(Source data)
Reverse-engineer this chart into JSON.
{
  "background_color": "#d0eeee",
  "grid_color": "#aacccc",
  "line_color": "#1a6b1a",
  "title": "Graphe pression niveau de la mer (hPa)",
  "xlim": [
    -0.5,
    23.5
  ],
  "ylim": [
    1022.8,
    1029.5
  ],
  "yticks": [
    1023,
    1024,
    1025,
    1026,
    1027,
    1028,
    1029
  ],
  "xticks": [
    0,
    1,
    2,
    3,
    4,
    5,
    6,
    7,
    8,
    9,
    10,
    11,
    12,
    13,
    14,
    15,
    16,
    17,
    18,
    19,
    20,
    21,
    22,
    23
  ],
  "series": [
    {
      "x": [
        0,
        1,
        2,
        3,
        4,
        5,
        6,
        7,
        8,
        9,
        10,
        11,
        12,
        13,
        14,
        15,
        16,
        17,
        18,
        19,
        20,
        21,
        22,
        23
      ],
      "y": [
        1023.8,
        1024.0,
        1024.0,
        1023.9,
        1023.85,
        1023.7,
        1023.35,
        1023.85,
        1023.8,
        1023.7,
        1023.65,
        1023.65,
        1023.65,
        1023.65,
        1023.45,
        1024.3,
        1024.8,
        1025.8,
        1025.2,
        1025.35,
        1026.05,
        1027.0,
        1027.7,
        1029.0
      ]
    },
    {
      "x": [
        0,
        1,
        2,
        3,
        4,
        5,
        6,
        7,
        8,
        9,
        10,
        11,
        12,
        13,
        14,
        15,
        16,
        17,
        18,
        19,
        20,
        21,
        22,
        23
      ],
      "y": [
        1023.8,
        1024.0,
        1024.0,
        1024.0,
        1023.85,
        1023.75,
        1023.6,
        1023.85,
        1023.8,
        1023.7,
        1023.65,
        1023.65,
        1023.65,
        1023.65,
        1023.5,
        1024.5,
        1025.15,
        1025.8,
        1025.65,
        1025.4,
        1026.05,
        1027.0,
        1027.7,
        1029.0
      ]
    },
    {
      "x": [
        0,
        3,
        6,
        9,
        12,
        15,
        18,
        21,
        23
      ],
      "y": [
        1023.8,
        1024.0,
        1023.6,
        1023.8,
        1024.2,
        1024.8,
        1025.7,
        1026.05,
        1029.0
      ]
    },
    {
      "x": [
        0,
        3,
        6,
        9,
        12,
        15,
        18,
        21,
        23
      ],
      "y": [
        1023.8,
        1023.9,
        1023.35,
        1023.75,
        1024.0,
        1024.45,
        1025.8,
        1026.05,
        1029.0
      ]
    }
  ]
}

§ **Aim of the task**
Output the listing above exactly as it appears.

§ **Task result**
Reverse-engineer this chart into JSON.
{
  "background_color": "#d0eeee",
  "grid_color": "#aacccc",
  "line_color": "#1a6b1a",
  "title": "Graphe pression niveau de la mer (hPa)",
  "xlim": [
    -0.5,
    23.5
  ],
  "ylim": [
    1022.8,
    1029.5
  ],
  "yticks": [
    1023,
    1024,
    1025,
    1026,
    1027,
    1028,
    1029
  ],
  "xticks": [
    0,
    1,
    2,
    3,
    4,
    5,
    6,
    7,
    8,
    9,
    10,
    11,
    12,
    13,
    14,
    15,
    16,
    17,
    18,
    19,
    20,
    21,
    22,
    23
  ],
  "series": [
    {
      "x": [
        0,
        1,
        2,
        3,
        4,
        5,
        6,
        7,
        8,
        9,
        10,
        11,
        12,
        13,
        14,
        15,
        16,
        17,
        18,
        19,
        20,
        21,
        22,
        23
      ],
      "y": [
        1023.8,
        1024.0,
        1024.0,
        1023.9,
        1023.85,
        1023.7,
        1023.35,
        1023.85,
        1023.8,
        1023.7,
        1023.65,
        1023.65,
        1023.65,
        1023.65,
        1023.45,
        1024.3,
        1024.8,
        1025.8,
        1025.2,
        1025.35,
        1026.05,
        1027.0,
        1027.7,
        1029.0
      ]
    },
    {
      "x": [
        0,
        1,
        2,
        3,
        4,
        5,
        6,
        7,
        8,
        9,
        10,
        11,
        12,
        13,
        14,
        15,
        16,
        17,
        18,
        19,
        20,
        21,
        22,
        23
      ],
      "y": [
        1023.8,
        1024.0,
        1024.0,
        1024.0,
        1023.85,
        1023.75,
        1023.6,
        1023.85,
        1023.8,
        1023.7,
        1023.65,
        1023.65,
        1023.65,
        1023.65,
        1023.5,
        1024.5,
        1025.15,
        1025.8,
        1025.65,
        1025.4,
        1026.05,
        1027.0,
        1027.7,
        1029.0
      ]
    },
    {
      "x": [
        0,
        3,
        6,
        9,
        12,
        15,
        18,
        21,
        23
      ],
      "y": [
        1023.8,
        1024.0,
        1023.6,
        1023.8,
        1024.2,
        1024.8,
        1025.7,
        1026.05,
        1029.0
      ]
    },
    {
      "x": [
        0,
        3,
        6,
        9,
        12,
        15,
        18,
        21,
        23
      ],
      "y": [
        1023.8,
        1023.9,
        1023.35,
        1023.75,
        1024.0,
        1024.45,
        1025.8,
        1026.05,
        1029.0
      ]
    }
  ]
}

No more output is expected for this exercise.